** Start of Task inputs **

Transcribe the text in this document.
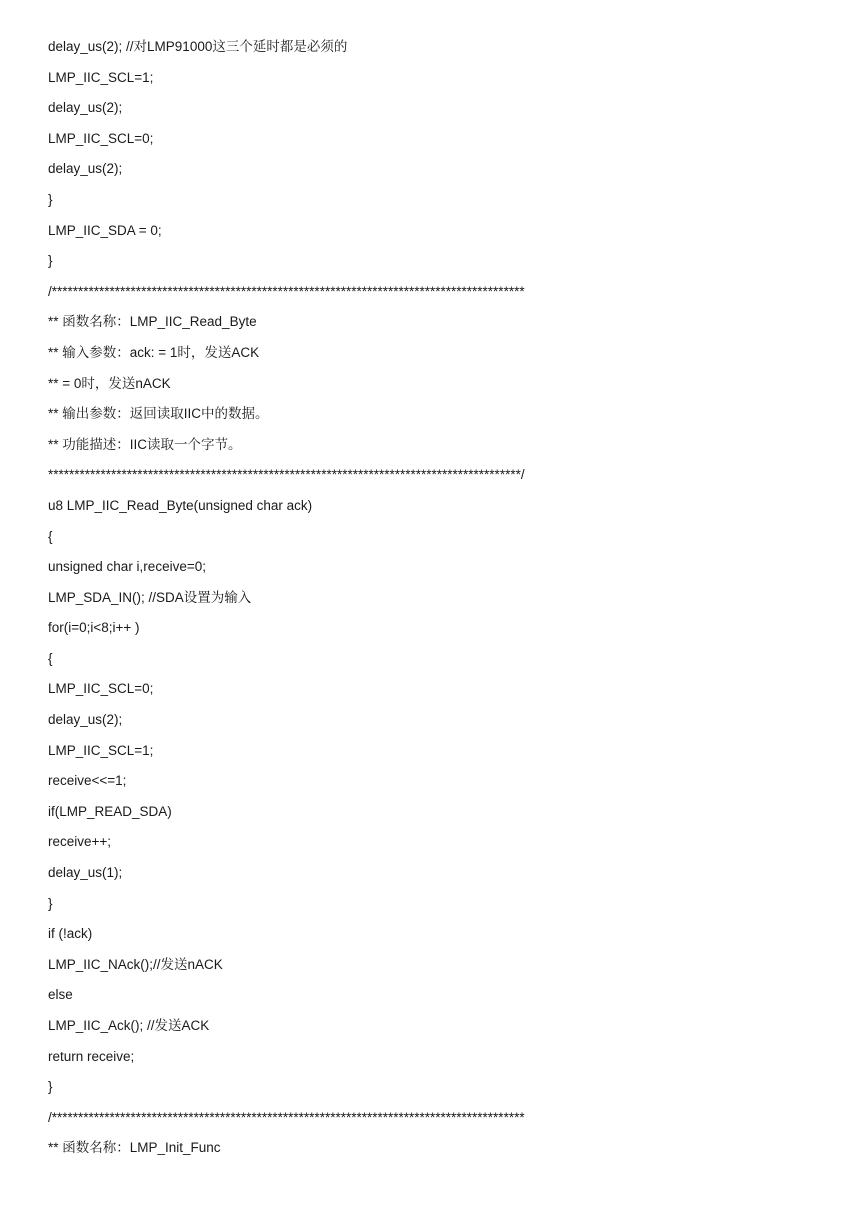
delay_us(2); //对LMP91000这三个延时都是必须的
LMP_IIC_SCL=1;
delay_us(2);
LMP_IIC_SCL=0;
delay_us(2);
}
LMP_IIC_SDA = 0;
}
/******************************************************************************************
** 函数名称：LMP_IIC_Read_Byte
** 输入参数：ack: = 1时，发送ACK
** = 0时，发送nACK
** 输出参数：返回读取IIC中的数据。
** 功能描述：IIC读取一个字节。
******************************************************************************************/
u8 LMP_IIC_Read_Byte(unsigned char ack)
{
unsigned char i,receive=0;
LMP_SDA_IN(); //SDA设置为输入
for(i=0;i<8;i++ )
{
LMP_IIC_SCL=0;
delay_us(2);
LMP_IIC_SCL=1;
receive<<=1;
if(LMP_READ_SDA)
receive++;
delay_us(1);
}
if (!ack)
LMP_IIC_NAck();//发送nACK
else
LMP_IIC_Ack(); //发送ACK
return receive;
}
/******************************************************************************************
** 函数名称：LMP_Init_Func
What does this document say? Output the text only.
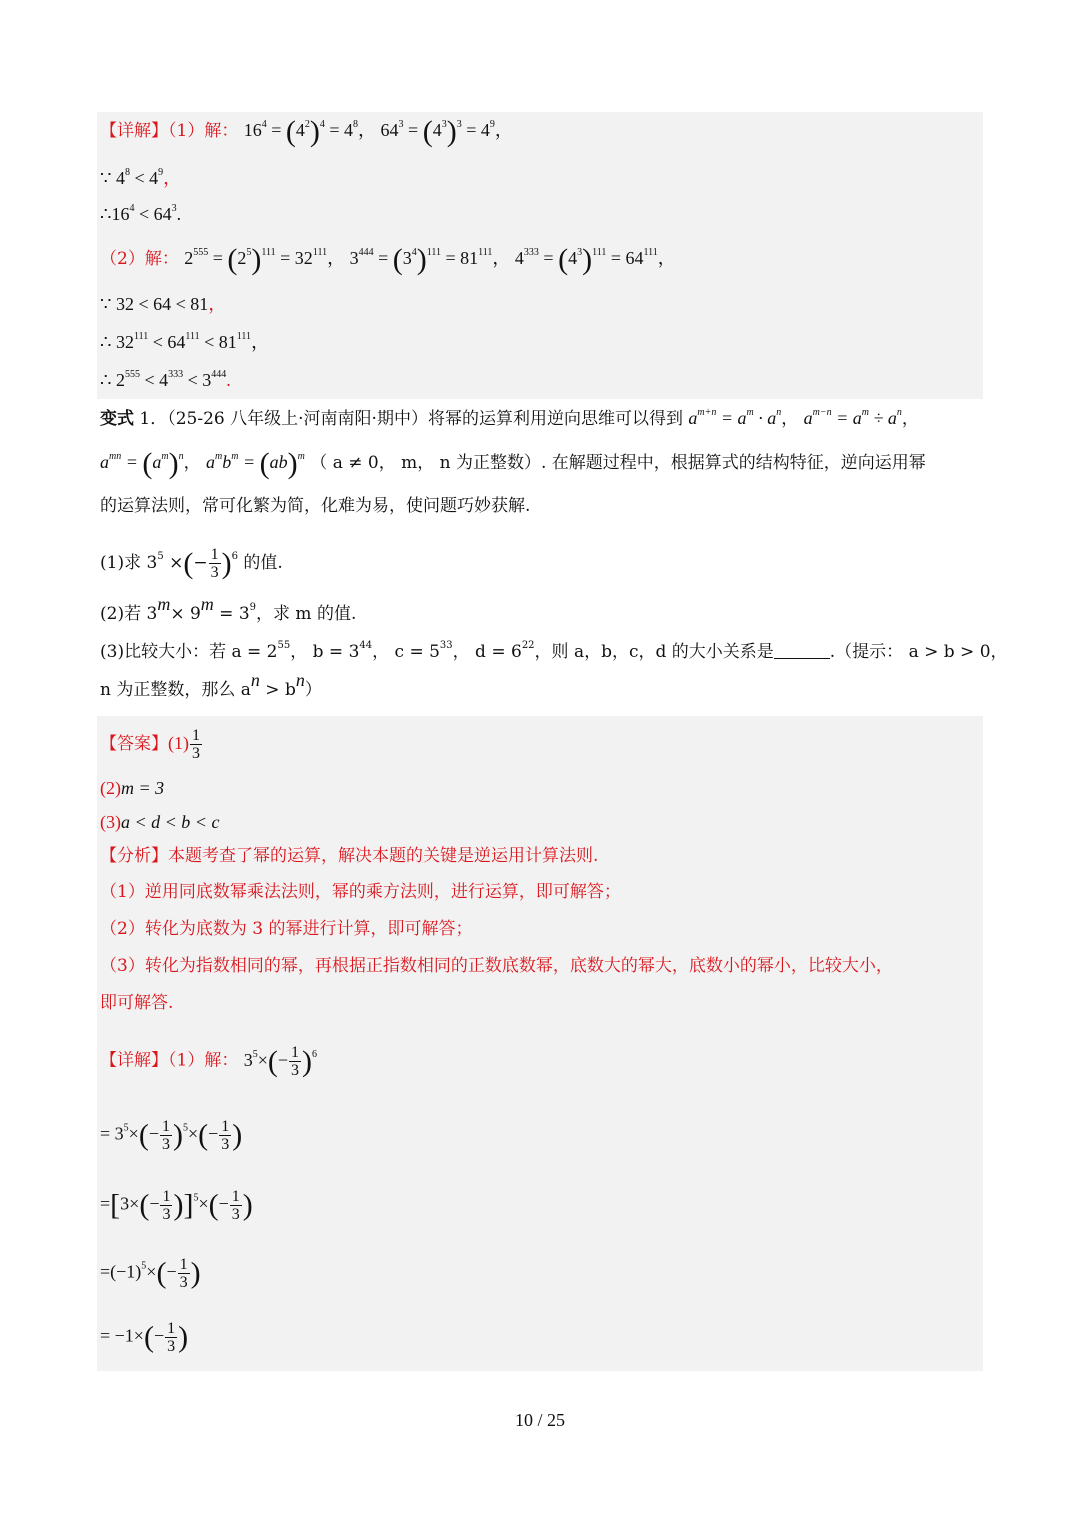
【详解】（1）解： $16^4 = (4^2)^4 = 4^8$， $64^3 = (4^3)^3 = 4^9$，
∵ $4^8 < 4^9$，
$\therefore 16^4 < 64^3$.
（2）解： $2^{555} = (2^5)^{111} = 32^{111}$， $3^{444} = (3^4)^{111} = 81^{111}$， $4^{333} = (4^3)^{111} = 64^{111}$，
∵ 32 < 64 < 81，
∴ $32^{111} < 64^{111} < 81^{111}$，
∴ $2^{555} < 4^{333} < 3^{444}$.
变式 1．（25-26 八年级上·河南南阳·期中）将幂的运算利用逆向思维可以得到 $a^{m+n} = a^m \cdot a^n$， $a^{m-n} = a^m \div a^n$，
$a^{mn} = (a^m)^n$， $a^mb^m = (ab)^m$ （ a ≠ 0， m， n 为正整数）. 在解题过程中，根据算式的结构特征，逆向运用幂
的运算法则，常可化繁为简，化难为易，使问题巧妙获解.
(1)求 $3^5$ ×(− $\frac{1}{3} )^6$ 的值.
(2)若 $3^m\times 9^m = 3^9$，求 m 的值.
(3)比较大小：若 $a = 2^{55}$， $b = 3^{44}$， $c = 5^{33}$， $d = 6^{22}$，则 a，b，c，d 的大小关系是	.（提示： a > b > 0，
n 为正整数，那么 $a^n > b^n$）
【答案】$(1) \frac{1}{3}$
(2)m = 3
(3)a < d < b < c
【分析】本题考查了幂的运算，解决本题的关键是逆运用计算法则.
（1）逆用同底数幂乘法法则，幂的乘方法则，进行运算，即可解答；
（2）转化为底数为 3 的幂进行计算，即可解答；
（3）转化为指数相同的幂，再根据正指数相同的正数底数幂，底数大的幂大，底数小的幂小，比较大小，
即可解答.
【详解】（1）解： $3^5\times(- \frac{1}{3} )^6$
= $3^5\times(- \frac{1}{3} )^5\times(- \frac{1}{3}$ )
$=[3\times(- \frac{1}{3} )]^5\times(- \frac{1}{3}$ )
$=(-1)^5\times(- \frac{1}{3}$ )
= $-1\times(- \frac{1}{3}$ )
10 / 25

** End of Task inputs **
** Start of Task inputs **

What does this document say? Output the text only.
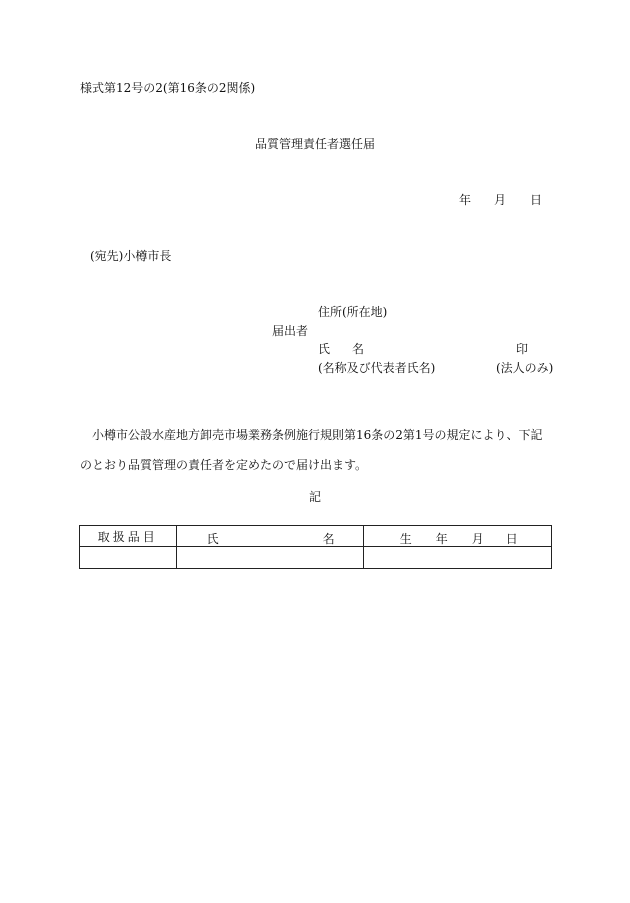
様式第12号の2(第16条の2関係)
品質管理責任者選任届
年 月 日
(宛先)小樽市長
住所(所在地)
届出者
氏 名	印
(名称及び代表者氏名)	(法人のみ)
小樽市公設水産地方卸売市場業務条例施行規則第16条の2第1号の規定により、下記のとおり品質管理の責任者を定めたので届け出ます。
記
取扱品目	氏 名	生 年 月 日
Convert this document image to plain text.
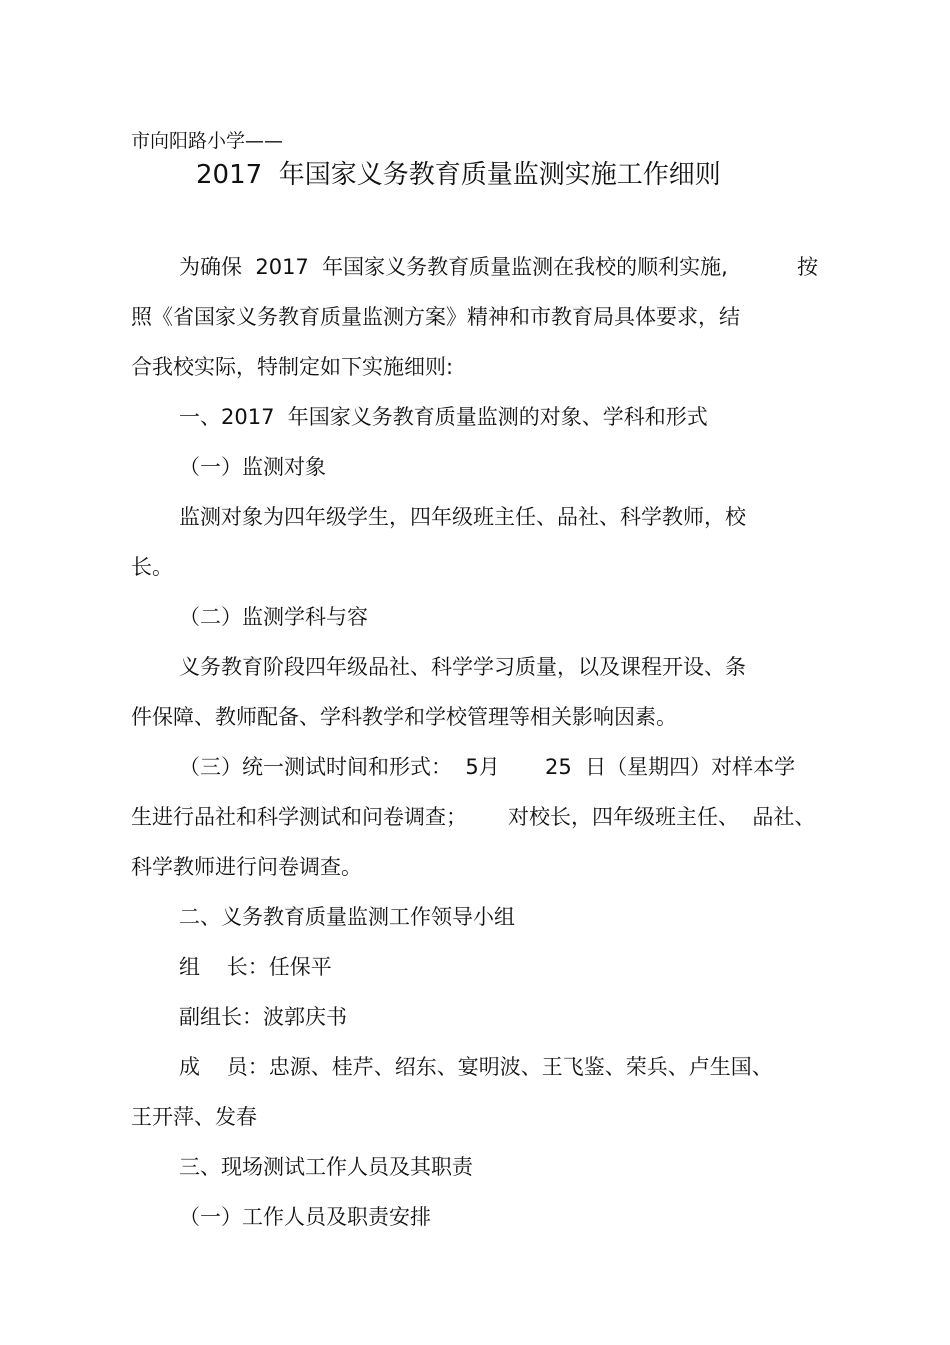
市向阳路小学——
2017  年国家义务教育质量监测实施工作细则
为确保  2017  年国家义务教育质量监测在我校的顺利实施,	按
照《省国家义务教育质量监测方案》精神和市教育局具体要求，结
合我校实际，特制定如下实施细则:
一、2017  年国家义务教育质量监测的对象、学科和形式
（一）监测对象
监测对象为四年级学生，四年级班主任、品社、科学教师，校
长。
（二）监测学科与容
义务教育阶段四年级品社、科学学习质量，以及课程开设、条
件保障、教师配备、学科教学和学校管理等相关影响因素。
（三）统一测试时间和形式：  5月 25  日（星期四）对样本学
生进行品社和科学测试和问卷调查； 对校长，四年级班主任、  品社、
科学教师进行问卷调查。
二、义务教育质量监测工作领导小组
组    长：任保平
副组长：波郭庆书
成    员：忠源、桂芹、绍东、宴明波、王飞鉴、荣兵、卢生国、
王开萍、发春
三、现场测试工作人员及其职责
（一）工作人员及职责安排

** End of Task inputs **
** Start of Task inputs **

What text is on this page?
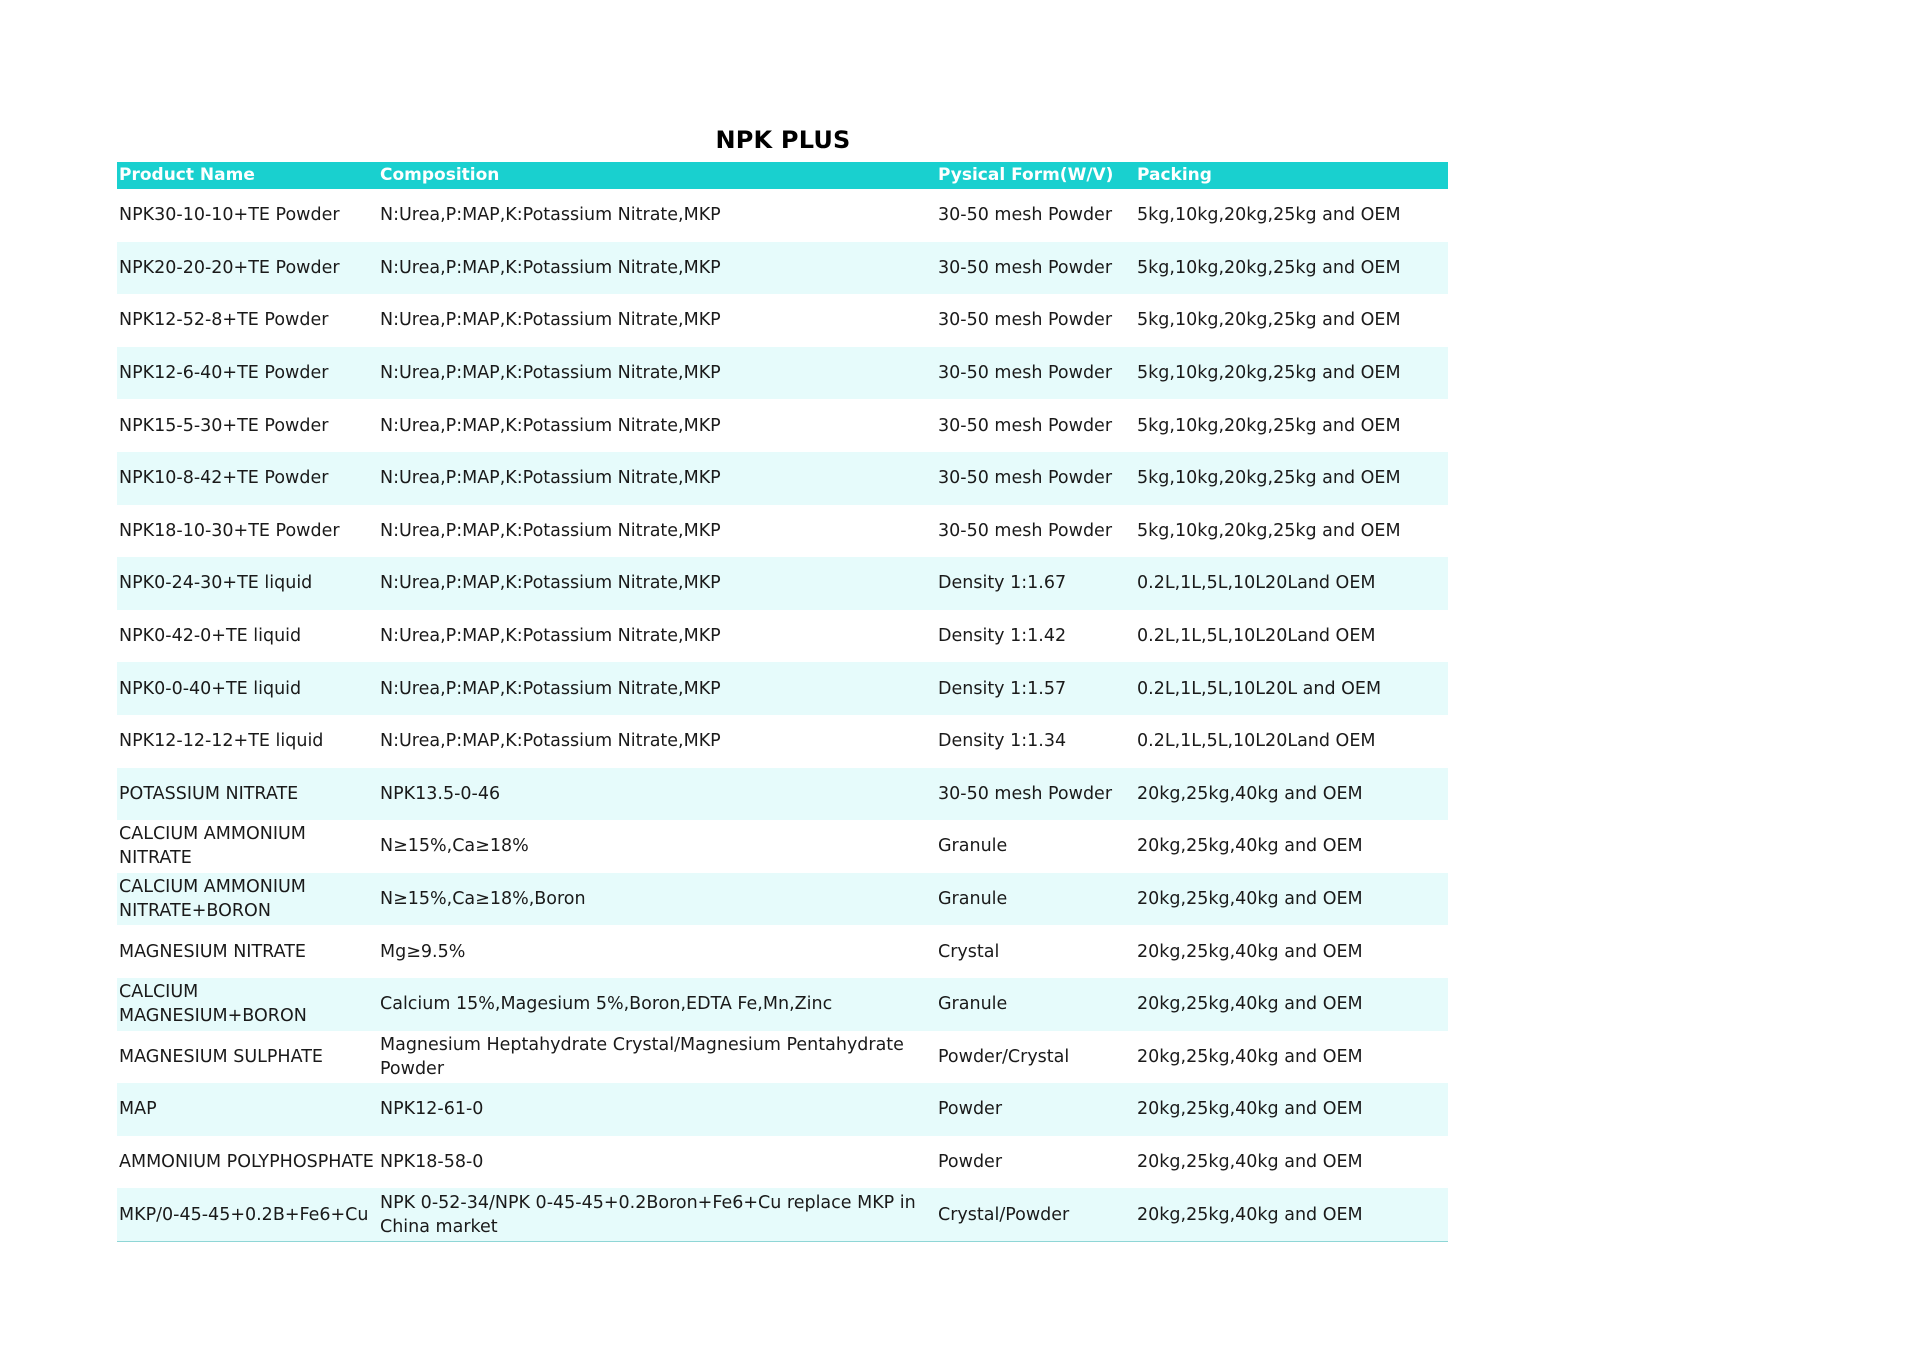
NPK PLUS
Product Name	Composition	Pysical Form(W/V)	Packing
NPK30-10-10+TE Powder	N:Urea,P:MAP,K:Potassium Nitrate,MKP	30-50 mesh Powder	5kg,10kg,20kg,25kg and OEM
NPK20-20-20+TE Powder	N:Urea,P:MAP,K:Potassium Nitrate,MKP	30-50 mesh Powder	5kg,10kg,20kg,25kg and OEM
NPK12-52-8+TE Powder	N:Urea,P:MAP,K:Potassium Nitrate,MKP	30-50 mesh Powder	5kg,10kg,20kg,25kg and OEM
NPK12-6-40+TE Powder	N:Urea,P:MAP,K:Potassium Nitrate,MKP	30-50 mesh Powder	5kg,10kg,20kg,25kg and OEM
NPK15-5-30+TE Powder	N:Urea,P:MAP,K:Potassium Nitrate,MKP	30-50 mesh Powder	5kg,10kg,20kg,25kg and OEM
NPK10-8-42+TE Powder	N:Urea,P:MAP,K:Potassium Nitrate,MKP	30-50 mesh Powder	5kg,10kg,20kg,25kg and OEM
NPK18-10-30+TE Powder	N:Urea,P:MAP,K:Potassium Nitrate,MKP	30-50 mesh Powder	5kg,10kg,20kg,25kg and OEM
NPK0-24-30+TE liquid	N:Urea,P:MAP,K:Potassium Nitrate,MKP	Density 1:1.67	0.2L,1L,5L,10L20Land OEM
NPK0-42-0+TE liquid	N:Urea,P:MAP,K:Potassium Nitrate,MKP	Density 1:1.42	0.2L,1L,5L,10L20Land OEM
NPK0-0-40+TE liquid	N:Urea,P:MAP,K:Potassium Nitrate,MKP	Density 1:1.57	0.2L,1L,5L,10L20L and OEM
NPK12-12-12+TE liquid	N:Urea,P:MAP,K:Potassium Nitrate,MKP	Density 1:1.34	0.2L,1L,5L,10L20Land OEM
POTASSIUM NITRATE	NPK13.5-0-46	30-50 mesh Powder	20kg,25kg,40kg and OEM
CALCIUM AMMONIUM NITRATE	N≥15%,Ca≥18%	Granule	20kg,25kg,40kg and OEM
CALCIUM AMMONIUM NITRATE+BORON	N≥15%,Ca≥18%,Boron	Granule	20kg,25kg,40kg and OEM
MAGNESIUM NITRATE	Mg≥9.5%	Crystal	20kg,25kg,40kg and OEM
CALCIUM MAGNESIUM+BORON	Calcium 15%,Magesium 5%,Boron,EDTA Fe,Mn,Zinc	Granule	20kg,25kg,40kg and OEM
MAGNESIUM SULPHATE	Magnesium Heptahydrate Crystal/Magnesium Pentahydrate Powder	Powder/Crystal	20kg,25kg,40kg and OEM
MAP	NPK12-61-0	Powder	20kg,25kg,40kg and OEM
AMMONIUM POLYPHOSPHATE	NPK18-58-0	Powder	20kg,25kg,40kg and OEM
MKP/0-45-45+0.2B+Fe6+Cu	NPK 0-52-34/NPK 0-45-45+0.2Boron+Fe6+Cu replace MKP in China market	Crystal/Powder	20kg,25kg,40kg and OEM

** End of Task inputs **

- Exercise prompt -
Return the number of lines that include the word "Granule", and nothing else.

- Full answer -
3